### Aim
Can you quote exactly the stretch of lines from the one with "Convert this document image to plain text." through the final line of the material, both ends included?

### Exercise inputs
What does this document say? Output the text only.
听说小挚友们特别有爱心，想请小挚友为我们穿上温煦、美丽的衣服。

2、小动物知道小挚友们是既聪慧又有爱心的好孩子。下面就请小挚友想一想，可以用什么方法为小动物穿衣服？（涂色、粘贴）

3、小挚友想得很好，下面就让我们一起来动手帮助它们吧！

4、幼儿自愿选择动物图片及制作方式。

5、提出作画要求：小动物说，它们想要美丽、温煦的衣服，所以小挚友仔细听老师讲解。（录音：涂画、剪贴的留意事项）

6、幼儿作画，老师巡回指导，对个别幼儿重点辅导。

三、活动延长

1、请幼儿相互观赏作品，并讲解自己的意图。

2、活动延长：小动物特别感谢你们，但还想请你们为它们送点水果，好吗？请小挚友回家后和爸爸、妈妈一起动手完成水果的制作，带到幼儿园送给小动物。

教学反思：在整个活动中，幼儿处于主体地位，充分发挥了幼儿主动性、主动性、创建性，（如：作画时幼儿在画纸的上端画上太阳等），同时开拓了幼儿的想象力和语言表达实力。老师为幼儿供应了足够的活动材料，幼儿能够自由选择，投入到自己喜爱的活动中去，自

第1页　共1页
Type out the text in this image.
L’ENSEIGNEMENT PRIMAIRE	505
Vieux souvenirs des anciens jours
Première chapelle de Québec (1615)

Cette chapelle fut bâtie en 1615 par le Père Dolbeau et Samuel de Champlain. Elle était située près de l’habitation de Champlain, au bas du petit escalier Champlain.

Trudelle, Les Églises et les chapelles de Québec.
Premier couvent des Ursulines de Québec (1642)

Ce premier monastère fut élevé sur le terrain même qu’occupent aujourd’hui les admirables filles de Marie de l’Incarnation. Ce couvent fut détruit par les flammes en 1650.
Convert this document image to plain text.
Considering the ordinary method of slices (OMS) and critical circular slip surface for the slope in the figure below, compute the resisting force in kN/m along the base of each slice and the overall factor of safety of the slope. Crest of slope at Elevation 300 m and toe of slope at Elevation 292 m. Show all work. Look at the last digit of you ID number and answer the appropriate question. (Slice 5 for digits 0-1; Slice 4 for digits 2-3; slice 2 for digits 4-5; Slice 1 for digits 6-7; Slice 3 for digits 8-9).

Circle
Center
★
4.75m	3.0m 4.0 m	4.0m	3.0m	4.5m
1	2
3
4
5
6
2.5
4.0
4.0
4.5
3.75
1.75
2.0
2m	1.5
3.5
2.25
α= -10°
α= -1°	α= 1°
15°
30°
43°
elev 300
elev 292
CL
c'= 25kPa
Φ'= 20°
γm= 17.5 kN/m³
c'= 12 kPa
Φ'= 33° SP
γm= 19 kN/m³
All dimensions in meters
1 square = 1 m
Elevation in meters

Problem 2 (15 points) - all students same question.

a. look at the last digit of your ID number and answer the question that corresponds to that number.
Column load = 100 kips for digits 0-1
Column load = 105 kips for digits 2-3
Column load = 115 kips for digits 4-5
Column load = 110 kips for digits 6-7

### Result
Convert this document image to plain text.
Considering the ordinary method of slices (OMS) and critical circular slip surface for the slope in the figure below, compute the resisting force in kN/m along the base of each slice and the overall factor of safety of the slope. Crest of slope at Elevation 300 m and toe of slope at Elevation 292 m. Show all work. Look at the last digit of you ID number and answer the appropriate question. (Slice 5 for digits 0-1; Slice 4 for digits 2-3; slice 2 for digits 4-5; Slice 1 for digits 6-7; Slice 3 for digits 8-9).

Circle
Center
★
4.75m	3.0m 4.0 m	4.0m	3.0m	4.5m
1	2
3
4
5
6
2.5
4.0
4.0
4.5
3.75
1.75
2.0
2m	1.5
3.5
2.25
α= -10°
α= -1°	α= 1°
15°
30°
43°
elev 300
elev 292
CL
c'= 25kPa
Φ'= 20°
γm= 17.5 kN/m³
c'= 12 kPa
Φ'= 33° SP
γm= 19 kN/m³
All dimensions in meters
1 square = 1 m
Elevation in meters

Problem 2 (15 points) - all students same question.

a. look at the last digit of your ID number and answer the question that corresponds to that number.
Column load = 100 kips for digits 0-1
Column load = 105 kips for digits 2-3
Column load = 115 kips for digits 4-5
Column load = 110 kips for digits 6-7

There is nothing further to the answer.